_Record set_.
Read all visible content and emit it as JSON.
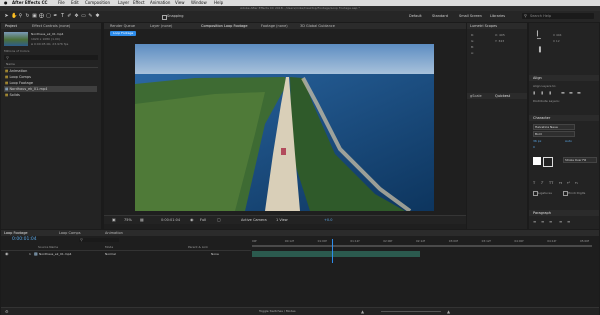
{
  "menubar": {
    "apple": "",
    "items": [
      "After Effects CC",
      "File",
      "Edit",
      "Composition",
      "Layer",
      "Effect",
      "Animation",
      "View",
      "Window",
      "Help"
    ]
  },
  "title": "Adobe After Effects CC 2018 - /Users/mike/Desktop/Footage/Loop Footage.aep *",
  "toolbar": {
    "snapping_label": "Snapping",
    "workspaces": [
      "Default",
      "Standard",
      "Small Screen",
      "Libraries"
    ],
    "search_placeholder": "Search Help"
  },
  "project_panel": {
    "tab": "Project",
    "effect_tab": "Effect Controls (none)",
    "footage_name": "Nordhaus_ek_01.mp4",
    "footage_info": "1920 x 1080 (1.00)",
    "footage_info2": "Δ 0:00:05:00, 23.976 fps",
    "footage_info3": "Millions of Colors",
    "search_placeholder": "",
    "column_name": "Name",
    "items": [
      {
        "name": "Animation"
      },
      {
        "name": "Loop Comps"
      },
      {
        "name": "Loop Footage"
      },
      {
        "name": "Nordhaus_ek_01.mp4"
      },
      {
        "name": "Solids"
      }
    ]
  },
  "comp_panel": {
    "tabs": [
      "Render Queue",
      "Layer (none)",
      "Composition Loop Footage",
      "Footage (none)",
      "3D Global Guidance"
    ],
    "breadcrumb": "Loop Footage",
    "zoom": "75%",
    "timecode": "0:00:01:04",
    "resolution": "Full",
    "camera": "Active Camera",
    "views": "1 View",
    "exposure": "+0.0"
  },
  "info_panel": {
    "tab": "Lumetri Scopes",
    "r": "R:",
    "g": "G:",
    "b": "B:",
    "a": "A:",
    "x": "X: 405",
    "y": "Y: 343"
  },
  "right_panels": {
    "align_tab": "Align",
    "align_to_label": "Align Layers to:",
    "distribute_label": "Distribute Layers:",
    "character_tab": "Character",
    "font": "Helvetica Neue",
    "style": "Bold",
    "size": "36 px",
    "leading": "Auto",
    "tracking": "0",
    "stroke": "Stroke Over Fill",
    "ligatures": "Ligatures",
    "hindi": "Hindi Digits",
    "paragraph_tab": "Paragraph"
  },
  "preview_tabs": {
    "a": "gScale",
    "b": "Quickest"
  },
  "timeline": {
    "tabs": [
      "Loop Footage",
      "Loop Comps",
      "Animation"
    ],
    "timecode": "0:00:01:04",
    "column_source": "Source Name",
    "column_mode": "Mode",
    "column_parent": "Parent & Link",
    "layer_index": "1",
    "layer_name": "Nordhaus_ek_01.mp4",
    "layer_mode": "Normal",
    "layer_parent": "None",
    "ruler": [
      "00f",
      "00:12f",
      "01:00f",
      "01:12f",
      "02:00f",
      "02:12f",
      "03:00f",
      "03:12f",
      "04:00f",
      "04:12f",
      "05:00f"
    ],
    "playhead_fraction": 0.24,
    "toggle_label": "Toggle Switches / Modes"
  },
  "colors": {
    "accent": "#2d8ceb",
    "timecode_blue": "#5aa7e6",
    "layer_bar": "#2b5a4e",
    "bg": "#1b1b1b"
  }
}
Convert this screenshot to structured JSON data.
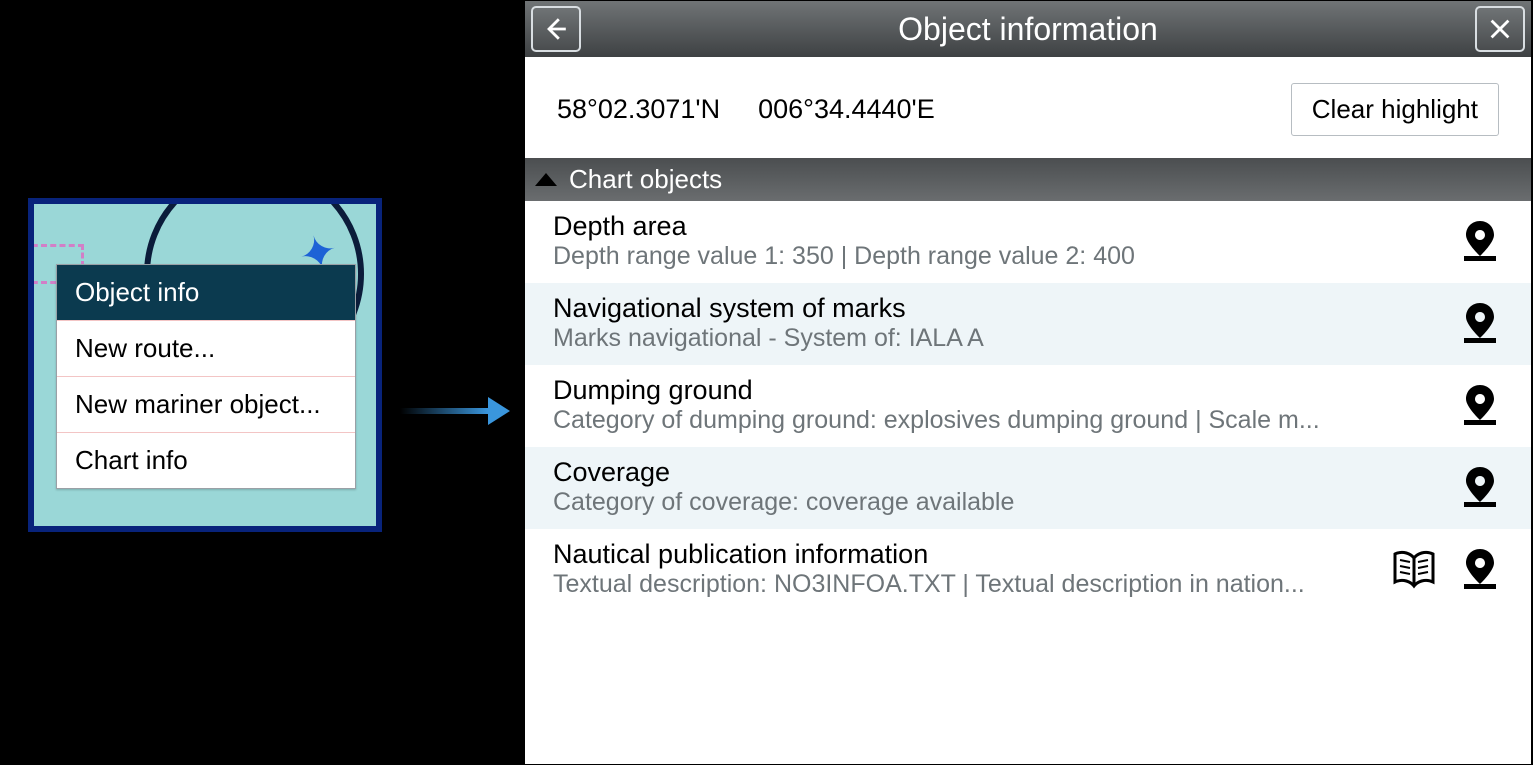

_Exercise objective_. Leave the pictures out, and transcribe each of the records exactly.

_Final answer_.
Read all visible content and emit it as JSON.
{
  "menubar": {
    "apple": "",
    "items": [
      "After Effects CC",
      "File",
      "Edit",
      "Composition",
      "Layer",
      "Effect",
      "Animation",
      "View",
      "Window",
      "Help"
    ]
  },
  "title": "Adobe After Effects CC 2018 - /Users/mike/Desktop/Footage/Loop Footage.aep *",
  "toolbar": {
    "snapping_label": "Snapping",
    "workspaces": [
      "Default",
      "Standard",
      "Small Screen",
      "Libraries"
    ],
    "search_placeholder": "Search Help"
  },
  "project_panel": {
    "tab": "Project",
    "effect_tab": "Effect Controls (none)",
    "footage_name": "Nordhaus_ek_01.mp4",
    "footage_info": "1920 x 1080 (1.00)",
    "footage_info2": "Δ 0:00:05:00, 23.976 fps",
    "footage_info3": "Millions of Colors",
    "search_placeholder": "",
    "column_name": "Name",
    "items": [
      {
        "name": "Animation"
      },
      {
        "name": "Loop Comps"
      },
      {
        "name": "Loop Footage"
      },
      {
        "name": "Nordhaus_ek_01.mp4"
      },
      {
        "name": "Solids"
      }
    ]
  },
  "comp_panel": {
    "tabs": [
      "Render Queue",
      "Layer (none)",
      "Composition Loop Footage",
      "Footage (none)",
      "3D Global Guidance"
    ],
    "breadcrumb": "Loop Footage",
    "zoom": "75%",
    "timecode": "0:00:01:04",
    "resolution": "Full",
    "camera": "Active Camera",
    "views": "1 View",
    "exposure": "+0.0"
  },
  "info_panel": {
    "tab": "Lumetri Scopes",
    "r": "R:",
    "g": "G:",
    "b": "B:",
    "a": "A:",
    "x": "X: 405",
    "y": "Y: 343"
  },
  "right_panels": {
    "align_tab": "Align",
    "align_to_label": "Align Layers to:",
    "distribute_label": "Distribute Layers:",
    "character_tab": "Character",
    "font": "Helvetica Neue",
    "style": "Bold",
    "size": "36 px",
    "leading": "Auto",
    "tracking": "0",
    "stroke": "Stroke Over Fill",
    "ligatures": "Ligatures",
    "hindi": "Hindi Digits",
    "paragraph_tab": "Paragraph"
  },
  "preview_tabs": {
    "a": "gScale",
    "b": "Quickest"
  },
  "timeline": {
    "tabs": [
      "Loop Footage",
      "Loop Comps",
      "Animation"
    ],
    "timecode": "0:00:01:04",
    "column_source": "Source Name",
    "column_mode": "Mode",
    "column_parent": "Parent & Link",
    "layer_index": "1",
    "layer_name": "Nordhaus_ek_01.mp4",
    "layer_mode": "Normal",
    "layer_parent": "None",
    "ruler": [
      "00f",
      "00:12f",
      "01:00f",
      "01:12f",
      "02:00f",
      "02:12f",
      "03:00f",
      "03:12f",
      "04:00f",
      "04:12f",
      "05:00f"
    ],
    "playhead_fraction": 0.24,
    "toggle_label": "Toggle Switches / Modes"
  },
  "colors": {
    "accent": "#2d8ceb",
    "timecode_blue": "#5aa7e6",
    "layer_bar": "#2b5a4e",
    "bg": "#1b1b1b"
  }
}
Convert this screenshot to structured JSON data.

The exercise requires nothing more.